[WHAT IS ASKED]
Copy every line of the data that includes the string "likes".

++++++++

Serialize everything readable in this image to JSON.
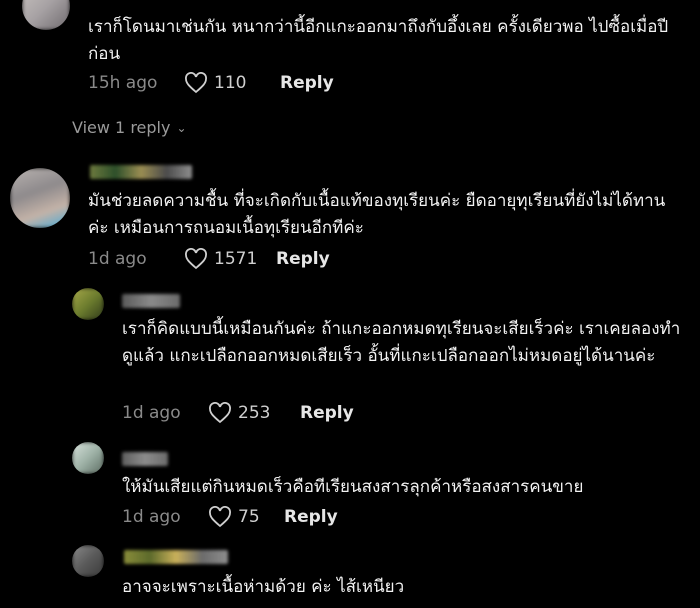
{
  "comments": [
    {
      "text": "เราก็โดนมาเช่นกัน หนากว่านี้อีกแกะออกมาถึงกับอึ้งเลย ครั้งเดียวพอ ไปซื้อเมื่อปีก่อน",
      "time": "15h ago",
      "likes": "110",
      "reply": "Reply"
    },
    {
      "text": "มันช่วยลดความชื้น ที่จะเกิดกับเนื้อแท้ของทุเรียนค่ะ ยืดอายุทุเรียนที่ยังไม่ได้ทาน ค่ะ เหมือนการถนอมเนื้อทุเรียนอีกทีค่ะ",
      "time": "1d ago",
      "likes": "1571",
      "reply": "Reply"
    },
    {
      "text": "เราก็คิดแบบนี้เหมือนกันค่ะ ถ้าแกะออกหมดทุเรียนจะเสียเร็วค่ะ เราเคยลองทำดูแล้ว แกะเปลือกออกหมดเสียเร็ว อั้นที่แกะเปลือกออกไม่หมดอยู่ได้นานค่ะ",
      "time": "1d ago",
      "likes": "253",
      "reply": "Reply"
    },
    {
      "text": "ให้มันเสียแต่กินหมดเร็วคือทีเรียนสงสารลุกค้าหรือสงสารคนขาย",
      "time": "1d ago",
      "likes": "75",
      "reply": "Reply"
    },
    {
      "text": "อาจจะเพราะเนื้อห่ามด้วย ค่ะ ไส้เหนียว"
    }
  ],
  "view_replies": "View 1 reply",
  "icons": {
    "like": "heart-outline-icon",
    "expand": "chevron-down-icon"
  },
  "colors": {
    "background": "#000000",
    "meta": "#8a8a8a",
    "text": "#f2f2f2"
  }
}
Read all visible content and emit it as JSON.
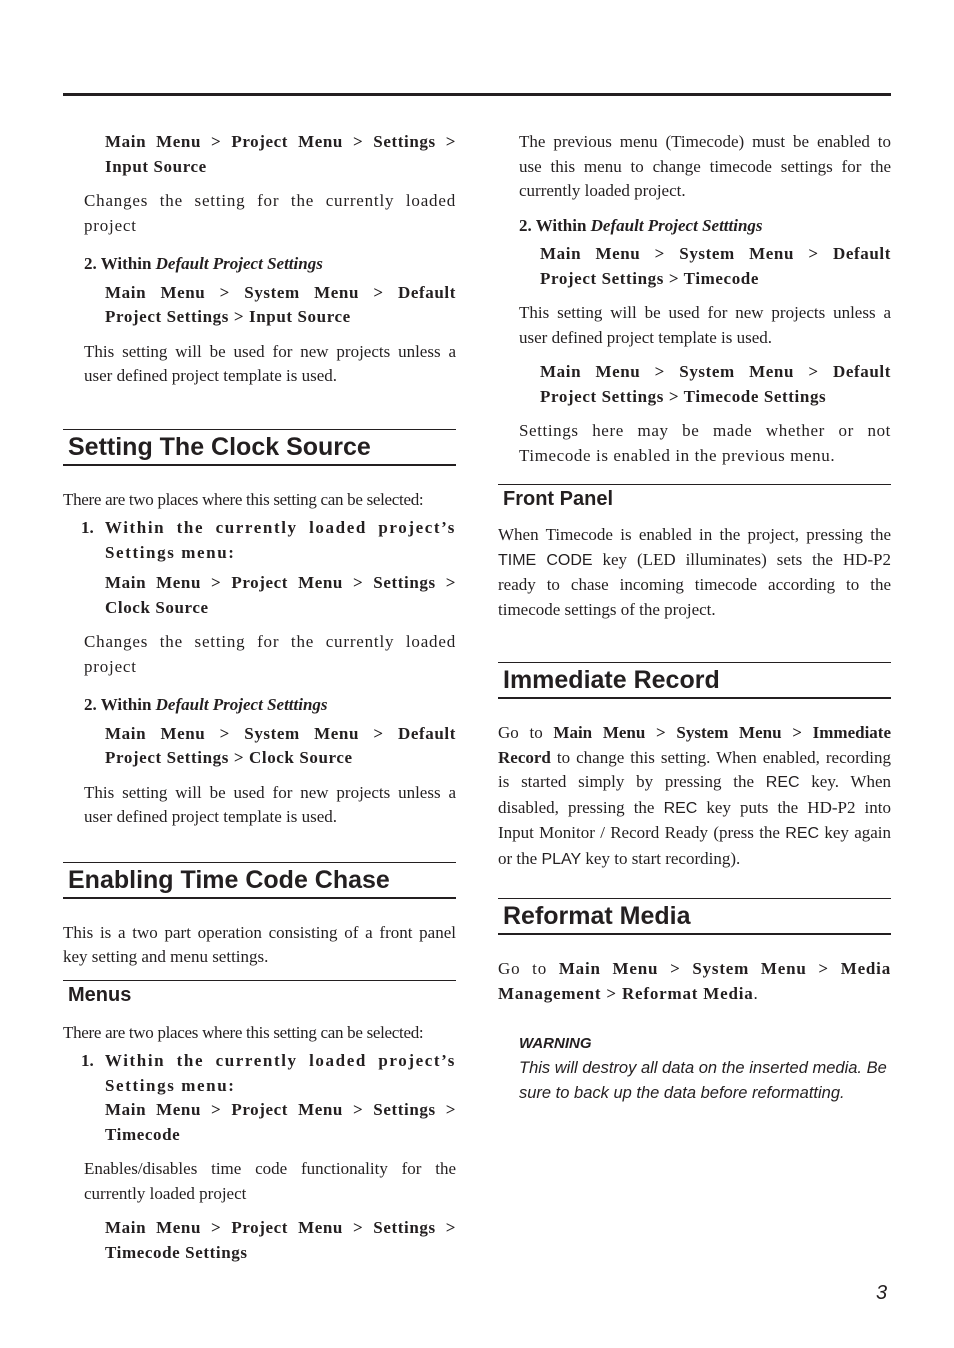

++++++++

[EXERCISE SOLUTION]
      "likes": "110",
      "likes": "1571",
      "likes": "253",
      "likes": "75",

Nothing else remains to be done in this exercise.